» INSTRUCTIONS TO FOLLOW
Below are the records; locate each line with the word "image" and copy it.

Data entries:
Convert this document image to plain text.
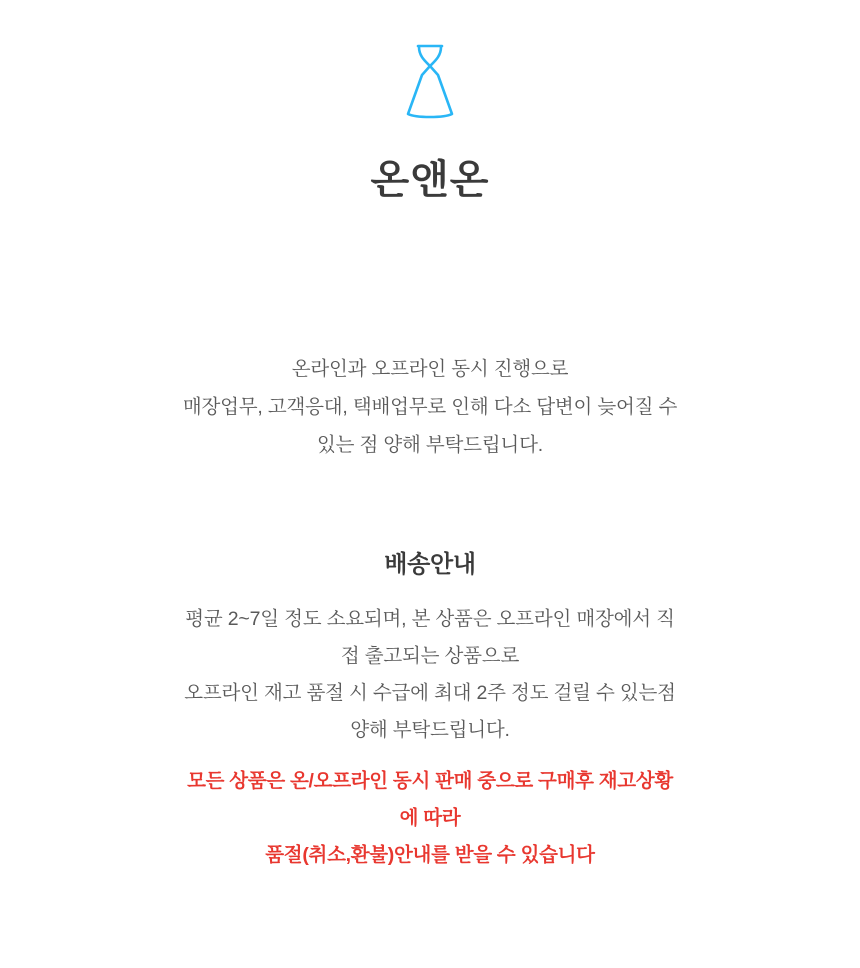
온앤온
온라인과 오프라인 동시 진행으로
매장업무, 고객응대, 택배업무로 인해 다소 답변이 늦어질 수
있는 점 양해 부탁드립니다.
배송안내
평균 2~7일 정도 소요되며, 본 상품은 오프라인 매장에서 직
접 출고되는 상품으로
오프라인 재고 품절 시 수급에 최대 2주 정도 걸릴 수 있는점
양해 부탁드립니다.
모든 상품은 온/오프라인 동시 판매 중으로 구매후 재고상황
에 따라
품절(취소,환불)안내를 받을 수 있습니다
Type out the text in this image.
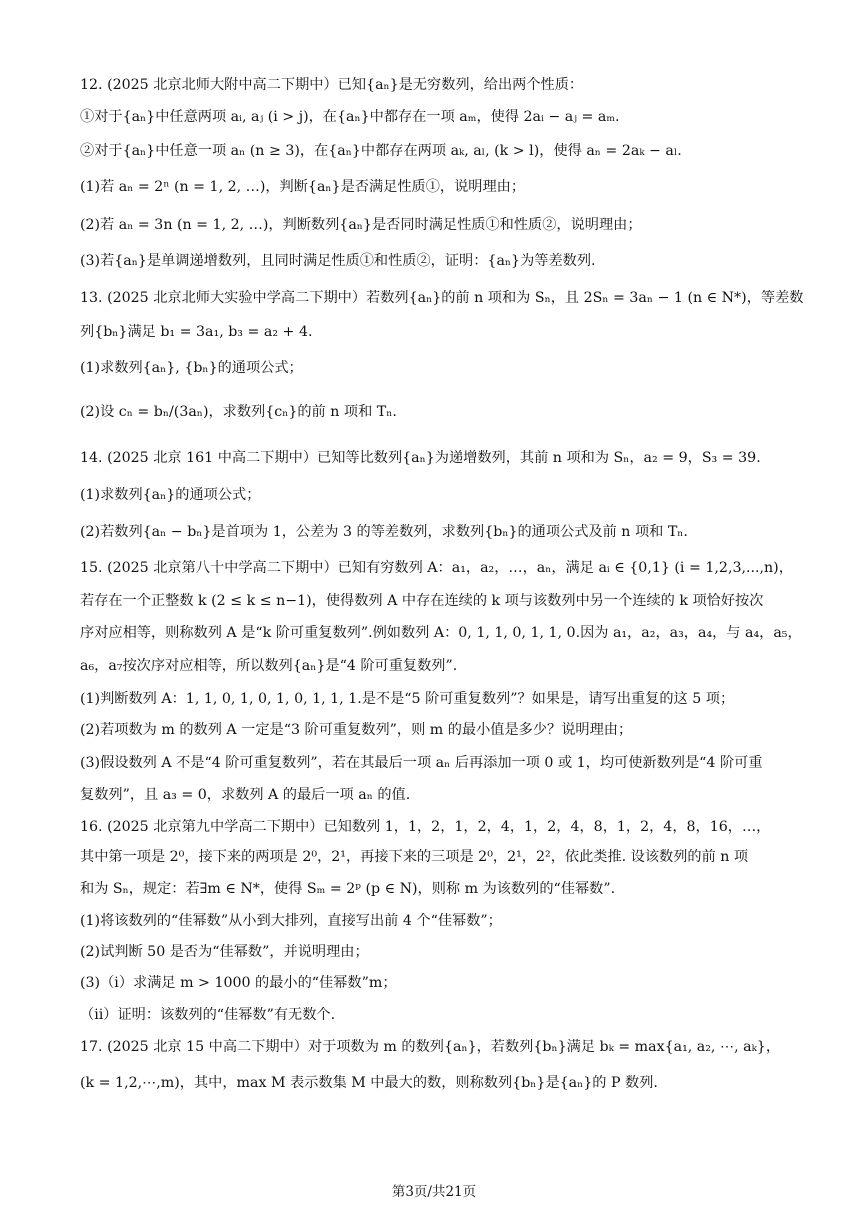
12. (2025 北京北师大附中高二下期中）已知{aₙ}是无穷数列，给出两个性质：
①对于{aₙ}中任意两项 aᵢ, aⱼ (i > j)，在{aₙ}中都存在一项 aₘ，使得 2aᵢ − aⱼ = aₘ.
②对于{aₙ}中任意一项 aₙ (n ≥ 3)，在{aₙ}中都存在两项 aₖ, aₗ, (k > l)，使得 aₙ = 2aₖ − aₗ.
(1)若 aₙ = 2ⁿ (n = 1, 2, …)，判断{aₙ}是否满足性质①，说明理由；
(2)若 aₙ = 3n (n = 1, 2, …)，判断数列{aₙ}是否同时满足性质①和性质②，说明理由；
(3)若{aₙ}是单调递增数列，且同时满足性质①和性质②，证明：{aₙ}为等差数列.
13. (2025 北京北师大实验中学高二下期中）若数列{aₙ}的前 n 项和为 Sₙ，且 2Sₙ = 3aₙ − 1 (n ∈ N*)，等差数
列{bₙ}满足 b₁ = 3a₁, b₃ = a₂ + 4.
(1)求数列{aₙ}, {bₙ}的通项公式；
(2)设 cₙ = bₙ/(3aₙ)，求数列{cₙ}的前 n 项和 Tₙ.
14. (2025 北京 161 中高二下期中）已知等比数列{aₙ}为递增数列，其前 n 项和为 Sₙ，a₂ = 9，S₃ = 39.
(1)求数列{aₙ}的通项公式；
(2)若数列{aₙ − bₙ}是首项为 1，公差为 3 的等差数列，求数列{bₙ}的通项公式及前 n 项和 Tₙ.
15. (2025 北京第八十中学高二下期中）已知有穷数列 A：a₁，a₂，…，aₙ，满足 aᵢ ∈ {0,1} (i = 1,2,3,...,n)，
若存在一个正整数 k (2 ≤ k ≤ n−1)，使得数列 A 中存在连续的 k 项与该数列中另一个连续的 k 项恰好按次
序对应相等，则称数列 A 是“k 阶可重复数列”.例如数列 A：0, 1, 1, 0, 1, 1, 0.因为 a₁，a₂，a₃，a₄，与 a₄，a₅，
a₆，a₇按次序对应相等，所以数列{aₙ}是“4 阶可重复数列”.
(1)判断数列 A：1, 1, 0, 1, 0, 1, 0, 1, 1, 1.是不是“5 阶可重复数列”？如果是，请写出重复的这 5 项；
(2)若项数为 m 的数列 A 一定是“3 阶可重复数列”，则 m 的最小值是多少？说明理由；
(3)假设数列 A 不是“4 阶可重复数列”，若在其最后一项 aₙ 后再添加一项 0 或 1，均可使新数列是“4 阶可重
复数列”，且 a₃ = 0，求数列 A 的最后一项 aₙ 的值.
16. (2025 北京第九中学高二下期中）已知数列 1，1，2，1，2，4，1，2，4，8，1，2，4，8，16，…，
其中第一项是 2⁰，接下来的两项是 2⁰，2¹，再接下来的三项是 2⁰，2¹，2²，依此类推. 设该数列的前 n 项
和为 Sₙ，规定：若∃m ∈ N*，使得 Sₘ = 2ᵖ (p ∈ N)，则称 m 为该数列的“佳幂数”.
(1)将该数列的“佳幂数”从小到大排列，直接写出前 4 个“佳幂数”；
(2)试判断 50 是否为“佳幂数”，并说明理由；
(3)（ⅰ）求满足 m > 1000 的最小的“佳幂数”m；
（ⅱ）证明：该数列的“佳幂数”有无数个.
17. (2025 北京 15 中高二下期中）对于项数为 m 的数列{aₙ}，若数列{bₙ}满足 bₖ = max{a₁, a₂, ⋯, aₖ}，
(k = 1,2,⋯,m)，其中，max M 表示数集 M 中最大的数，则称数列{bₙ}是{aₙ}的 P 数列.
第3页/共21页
==
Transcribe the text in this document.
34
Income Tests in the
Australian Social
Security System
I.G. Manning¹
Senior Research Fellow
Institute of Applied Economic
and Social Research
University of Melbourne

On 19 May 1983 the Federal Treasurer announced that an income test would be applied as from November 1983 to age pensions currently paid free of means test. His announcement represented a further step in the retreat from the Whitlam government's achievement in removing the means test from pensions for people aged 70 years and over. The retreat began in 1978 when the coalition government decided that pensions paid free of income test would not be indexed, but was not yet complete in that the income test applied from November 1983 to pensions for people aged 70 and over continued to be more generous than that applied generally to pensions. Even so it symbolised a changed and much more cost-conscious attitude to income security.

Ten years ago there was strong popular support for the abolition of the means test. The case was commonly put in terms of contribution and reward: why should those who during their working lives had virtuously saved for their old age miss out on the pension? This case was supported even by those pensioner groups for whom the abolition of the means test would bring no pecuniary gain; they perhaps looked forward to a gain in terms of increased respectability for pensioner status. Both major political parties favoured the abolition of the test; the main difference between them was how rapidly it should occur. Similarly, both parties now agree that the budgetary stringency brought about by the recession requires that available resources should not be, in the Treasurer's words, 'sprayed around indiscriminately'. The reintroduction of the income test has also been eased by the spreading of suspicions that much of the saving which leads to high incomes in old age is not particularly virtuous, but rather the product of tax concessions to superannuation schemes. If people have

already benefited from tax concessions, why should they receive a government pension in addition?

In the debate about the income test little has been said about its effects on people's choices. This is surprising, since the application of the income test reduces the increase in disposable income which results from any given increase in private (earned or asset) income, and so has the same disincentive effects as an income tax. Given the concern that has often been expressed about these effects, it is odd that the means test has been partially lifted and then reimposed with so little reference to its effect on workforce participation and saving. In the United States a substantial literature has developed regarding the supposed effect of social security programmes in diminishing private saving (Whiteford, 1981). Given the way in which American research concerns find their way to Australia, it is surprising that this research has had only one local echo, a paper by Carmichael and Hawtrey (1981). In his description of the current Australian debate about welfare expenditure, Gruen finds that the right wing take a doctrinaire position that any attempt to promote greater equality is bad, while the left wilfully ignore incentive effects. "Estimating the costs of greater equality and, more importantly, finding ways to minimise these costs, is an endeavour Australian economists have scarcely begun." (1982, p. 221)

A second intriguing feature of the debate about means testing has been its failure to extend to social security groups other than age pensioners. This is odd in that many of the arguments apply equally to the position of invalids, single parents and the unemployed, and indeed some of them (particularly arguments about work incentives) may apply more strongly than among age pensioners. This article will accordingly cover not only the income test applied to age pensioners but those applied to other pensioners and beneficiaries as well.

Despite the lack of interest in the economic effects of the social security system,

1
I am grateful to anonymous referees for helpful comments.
==
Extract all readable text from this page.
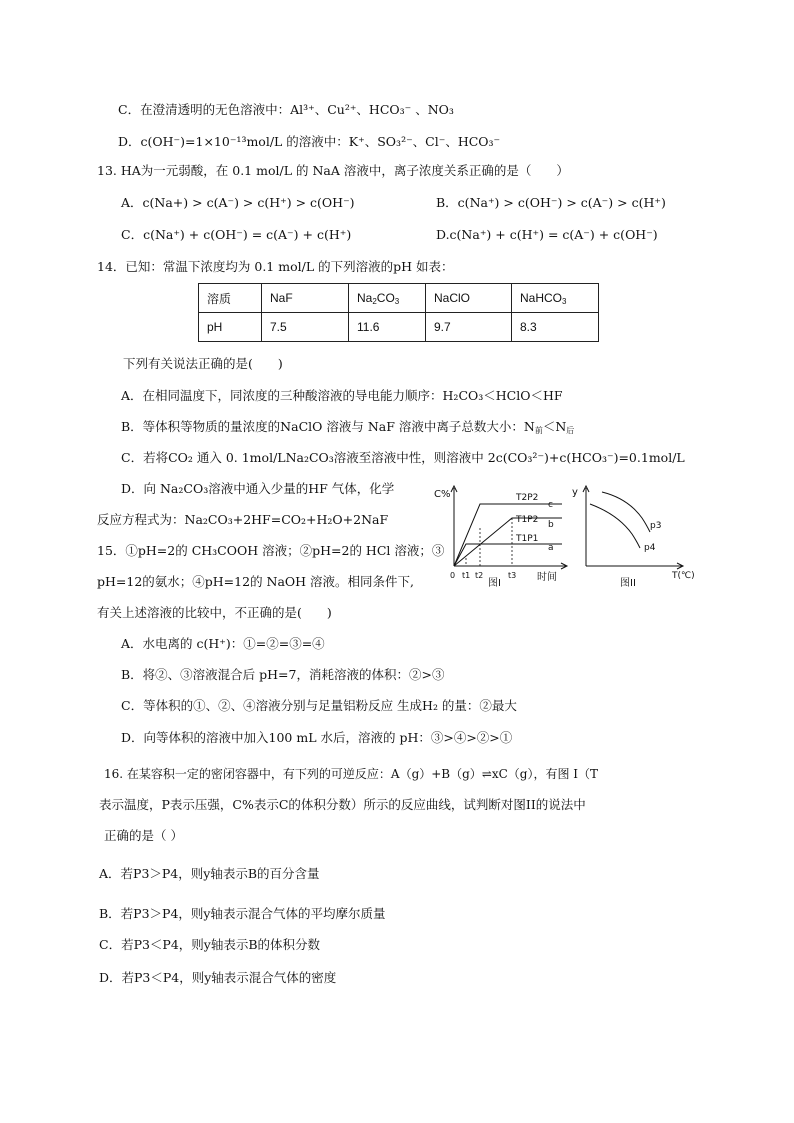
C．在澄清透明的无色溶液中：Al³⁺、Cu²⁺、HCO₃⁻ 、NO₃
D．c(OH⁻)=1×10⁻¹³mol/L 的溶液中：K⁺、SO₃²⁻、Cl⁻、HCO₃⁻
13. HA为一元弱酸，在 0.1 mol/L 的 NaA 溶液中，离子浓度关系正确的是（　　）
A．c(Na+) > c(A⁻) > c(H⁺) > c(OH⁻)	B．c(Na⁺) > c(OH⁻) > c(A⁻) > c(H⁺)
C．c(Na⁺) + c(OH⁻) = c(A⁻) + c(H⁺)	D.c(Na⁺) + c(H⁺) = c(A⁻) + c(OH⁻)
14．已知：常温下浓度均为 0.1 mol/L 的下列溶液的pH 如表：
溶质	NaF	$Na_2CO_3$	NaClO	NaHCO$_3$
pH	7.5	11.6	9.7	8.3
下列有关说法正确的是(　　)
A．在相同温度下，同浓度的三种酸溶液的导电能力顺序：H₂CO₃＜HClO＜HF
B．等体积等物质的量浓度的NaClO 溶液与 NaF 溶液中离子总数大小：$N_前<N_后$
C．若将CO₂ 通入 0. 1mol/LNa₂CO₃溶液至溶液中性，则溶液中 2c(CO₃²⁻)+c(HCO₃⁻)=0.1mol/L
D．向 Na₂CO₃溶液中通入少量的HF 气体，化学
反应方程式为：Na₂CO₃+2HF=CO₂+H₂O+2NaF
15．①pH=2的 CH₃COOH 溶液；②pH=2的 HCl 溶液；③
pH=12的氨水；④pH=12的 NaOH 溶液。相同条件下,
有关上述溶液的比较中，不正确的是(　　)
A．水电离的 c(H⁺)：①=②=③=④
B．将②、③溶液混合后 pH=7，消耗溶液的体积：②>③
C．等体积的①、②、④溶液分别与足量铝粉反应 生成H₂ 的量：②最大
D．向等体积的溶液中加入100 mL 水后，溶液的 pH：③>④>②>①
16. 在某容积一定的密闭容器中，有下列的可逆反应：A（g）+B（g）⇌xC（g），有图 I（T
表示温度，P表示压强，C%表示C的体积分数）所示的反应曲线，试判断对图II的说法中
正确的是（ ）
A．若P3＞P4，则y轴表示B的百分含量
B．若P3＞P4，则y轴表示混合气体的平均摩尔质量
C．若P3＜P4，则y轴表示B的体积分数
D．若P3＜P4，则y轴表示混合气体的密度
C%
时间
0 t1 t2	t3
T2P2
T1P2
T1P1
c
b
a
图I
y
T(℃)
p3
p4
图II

» ANSWER FOR THE TASK
Convert this document image to plain text.
Type out the text in this image.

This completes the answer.